Task prompt
Return every record exactly as written.

Saved data entries
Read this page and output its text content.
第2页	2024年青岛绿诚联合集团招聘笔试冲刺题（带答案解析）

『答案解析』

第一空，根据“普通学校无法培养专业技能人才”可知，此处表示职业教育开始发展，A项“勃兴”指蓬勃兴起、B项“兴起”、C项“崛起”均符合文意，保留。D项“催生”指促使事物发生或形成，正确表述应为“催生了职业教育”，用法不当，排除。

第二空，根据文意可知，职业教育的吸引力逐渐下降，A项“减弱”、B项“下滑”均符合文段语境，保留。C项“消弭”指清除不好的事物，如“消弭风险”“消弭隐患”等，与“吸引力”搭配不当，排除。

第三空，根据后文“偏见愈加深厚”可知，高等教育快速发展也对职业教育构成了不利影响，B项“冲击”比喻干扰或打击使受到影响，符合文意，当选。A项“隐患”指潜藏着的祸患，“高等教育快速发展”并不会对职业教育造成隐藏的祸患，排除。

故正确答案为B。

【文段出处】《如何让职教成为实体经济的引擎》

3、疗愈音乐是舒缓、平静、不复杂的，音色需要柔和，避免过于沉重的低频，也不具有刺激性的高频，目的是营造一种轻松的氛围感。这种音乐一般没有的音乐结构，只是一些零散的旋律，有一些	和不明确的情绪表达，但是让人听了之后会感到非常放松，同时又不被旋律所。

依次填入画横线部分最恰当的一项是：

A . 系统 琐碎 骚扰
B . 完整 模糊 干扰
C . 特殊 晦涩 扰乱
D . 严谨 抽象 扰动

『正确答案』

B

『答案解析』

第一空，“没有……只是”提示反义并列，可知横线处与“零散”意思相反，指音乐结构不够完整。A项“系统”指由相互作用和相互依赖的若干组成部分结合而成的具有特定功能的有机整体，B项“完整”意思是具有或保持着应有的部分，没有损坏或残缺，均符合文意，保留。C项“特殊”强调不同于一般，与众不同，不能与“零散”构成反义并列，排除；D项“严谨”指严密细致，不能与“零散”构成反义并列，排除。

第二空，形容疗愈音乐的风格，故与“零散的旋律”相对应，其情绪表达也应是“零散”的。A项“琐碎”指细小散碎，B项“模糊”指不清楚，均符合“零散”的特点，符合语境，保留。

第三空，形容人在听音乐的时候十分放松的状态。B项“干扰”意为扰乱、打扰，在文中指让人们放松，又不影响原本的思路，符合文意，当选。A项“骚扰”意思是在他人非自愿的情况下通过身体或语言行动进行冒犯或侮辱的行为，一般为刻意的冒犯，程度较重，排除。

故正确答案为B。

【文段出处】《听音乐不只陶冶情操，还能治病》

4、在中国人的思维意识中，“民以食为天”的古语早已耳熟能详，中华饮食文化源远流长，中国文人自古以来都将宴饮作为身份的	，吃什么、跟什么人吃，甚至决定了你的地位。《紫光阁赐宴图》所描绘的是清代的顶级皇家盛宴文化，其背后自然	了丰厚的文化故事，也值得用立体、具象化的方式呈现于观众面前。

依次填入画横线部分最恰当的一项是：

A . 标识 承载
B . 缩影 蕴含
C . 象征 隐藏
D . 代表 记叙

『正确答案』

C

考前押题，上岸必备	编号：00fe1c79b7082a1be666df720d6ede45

Task response
Read this page and output its text content.
第2页	2024年青岛绿诚联合集团招聘笔试冲刺题（带答案解析）

『答案解析』

第一空，根据“普通学校无法培养专业技能人才”可知，此处表示职业教育开始发展，A项“勃兴”指蓬勃兴起、B项“兴起”、C项“崛起”均符合文意，保留。D项“催生”指促使事物发生或形成，正确表述应为“催生了职业教育”，用法不当，排除。

第二空，根据文意可知，职业教育的吸引力逐渐下降，A项“减弱”、B项“下滑”均符合文段语境，保留。C项“消弭”指清除不好的事物，如“消弭风险”“消弭隐患”等，与“吸引力”搭配不当，排除。

第三空，根据后文“偏见愈加深厚”可知，高等教育快速发展也对职业教育构成了不利影响，B项“冲击”比喻干扰或打击使受到影响，符合文意，当选。A项“隐患”指潜藏着的祸患，“高等教育快速发展”并不会对职业教育造成隐藏的祸患，排除。

故正确答案为B。

【文段出处】《如何让职教成为实体经济的引擎》

3、疗愈音乐是舒缓、平静、不复杂的，音色需要柔和，避免过于沉重的低频，也不具有刺激性的高频，目的是营造一种轻松的氛围感。这种音乐一般没有的音乐结构，只是一些零散的旋律，有一些	和不明确的情绪表达，但是让人听了之后会感到非常放松，同时又不被旋律所。

依次填入画横线部分最恰当的一项是：

A . 系统 琐碎 骚扰
B . 完整 模糊 干扰
C . 特殊 晦涩 扰乱
D . 严谨 抽象 扰动

『正确答案』

B

『答案解析』

第一空，“没有……只是”提示反义并列，可知横线处与“零散”意思相反，指音乐结构不够完整。A项“系统”指由相互作用和相互依赖的若干组成部分结合而成的具有特定功能的有机整体，B项“完整”意思是具有或保持着应有的部分，没有损坏或残缺，均符合文意，保留。C项“特殊”强调不同于一般，与众不同，不能与“零散”构成反义并列，排除；D项“严谨”指严密细致，不能与“零散”构成反义并列，排除。

第二空，形容疗愈音乐的风格，故与“零散的旋律”相对应，其情绪表达也应是“零散”的。A项“琐碎”指细小散碎，B项“模糊”指不清楚，均符合“零散”的特点，符合语境，保留。

第三空，形容人在听音乐的时候十分放松的状态。B项“干扰”意为扰乱、打扰，在文中指让人们放松，又不影响原本的思路，符合文意，当选。A项“骚扰”意思是在他人非自愿的情况下通过身体或语言行动进行冒犯或侮辱的行为，一般为刻意的冒犯，程度较重，排除。

故正确答案为B。

【文段出处】《听音乐不只陶冶情操，还能治病》

4、在中国人的思维意识中，“民以食为天”的古语早已耳熟能详，中华饮食文化源远流长，中国文人自古以来都将宴饮作为身份的	，吃什么、跟什么人吃，甚至决定了你的地位。《紫光阁赐宴图》所描绘的是清代的顶级皇家盛宴文化，其背后自然	了丰厚的文化故事，也值得用立体、具象化的方式呈现于观众面前。

依次填入画横线部分最恰当的一项是：

A . 标识 承载
B . 缩影 蕴含
C . 象征 隐藏
D . 代表 记叙

『正确答案』

C

考前押题，上岸必备	编号：00fe1c79b7082a1be666df720d6ede45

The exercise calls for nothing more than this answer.